[Part of a data file]
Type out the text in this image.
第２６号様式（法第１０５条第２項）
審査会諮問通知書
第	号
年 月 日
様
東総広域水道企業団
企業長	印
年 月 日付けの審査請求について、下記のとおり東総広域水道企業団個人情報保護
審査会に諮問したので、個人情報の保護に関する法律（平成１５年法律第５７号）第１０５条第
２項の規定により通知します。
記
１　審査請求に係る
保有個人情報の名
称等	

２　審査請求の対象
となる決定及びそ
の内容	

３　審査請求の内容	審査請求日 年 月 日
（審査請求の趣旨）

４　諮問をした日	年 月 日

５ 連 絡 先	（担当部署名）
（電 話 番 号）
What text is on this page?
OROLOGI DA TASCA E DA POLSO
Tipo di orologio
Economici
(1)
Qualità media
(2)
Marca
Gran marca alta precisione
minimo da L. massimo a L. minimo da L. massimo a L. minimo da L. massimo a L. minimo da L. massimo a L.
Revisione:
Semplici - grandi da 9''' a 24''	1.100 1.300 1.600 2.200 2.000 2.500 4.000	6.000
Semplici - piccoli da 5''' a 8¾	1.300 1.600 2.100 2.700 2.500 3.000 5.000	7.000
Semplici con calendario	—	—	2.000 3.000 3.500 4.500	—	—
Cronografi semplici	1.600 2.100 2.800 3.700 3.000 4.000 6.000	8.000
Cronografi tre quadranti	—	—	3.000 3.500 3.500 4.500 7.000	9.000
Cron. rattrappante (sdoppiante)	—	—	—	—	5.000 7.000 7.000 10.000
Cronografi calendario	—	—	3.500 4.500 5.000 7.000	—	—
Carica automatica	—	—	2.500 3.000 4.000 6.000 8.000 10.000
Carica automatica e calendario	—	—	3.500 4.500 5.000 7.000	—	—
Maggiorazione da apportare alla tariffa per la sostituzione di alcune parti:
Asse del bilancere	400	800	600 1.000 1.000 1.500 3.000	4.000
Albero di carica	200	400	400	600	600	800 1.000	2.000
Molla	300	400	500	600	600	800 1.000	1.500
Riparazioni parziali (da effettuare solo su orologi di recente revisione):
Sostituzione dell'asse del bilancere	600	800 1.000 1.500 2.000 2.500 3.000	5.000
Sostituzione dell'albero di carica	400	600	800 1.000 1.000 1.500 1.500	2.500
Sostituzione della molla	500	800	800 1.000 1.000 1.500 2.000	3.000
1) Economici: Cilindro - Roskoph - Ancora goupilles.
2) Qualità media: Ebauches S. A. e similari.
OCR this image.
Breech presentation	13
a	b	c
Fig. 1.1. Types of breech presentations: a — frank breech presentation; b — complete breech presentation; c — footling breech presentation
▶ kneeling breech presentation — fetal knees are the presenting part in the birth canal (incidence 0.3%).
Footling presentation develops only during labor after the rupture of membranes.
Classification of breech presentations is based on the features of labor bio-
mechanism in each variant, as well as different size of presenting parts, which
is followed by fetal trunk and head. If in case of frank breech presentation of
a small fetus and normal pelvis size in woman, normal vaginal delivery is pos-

→ Task to complete:
Your task is to transcribe the line containing "OCR this image." and every line after it, through the last line of the data, exactly as written and with nothing more.

→ Solution:
OCR this image.
Breech presentation	13
a	b	c
Fig. 1.1. Types of breech presentations: a — frank breech presentation; b — complete breech presentation; c — footling breech presentation
▶ kneeling breech presentation — fetal knees are the presenting part in the birth canal (incidence 0.3%).
Footling presentation develops only during labor after the rupture of membranes.
Classification of breech presentations is based on the features of labor bio-
mechanism in each variant, as well as different size of presenting parts, which
is followed by fetal trunk and head. If in case of frank breech presentation of
a small fetus and normal pelvis size in woman, normal vaginal delivery is pos-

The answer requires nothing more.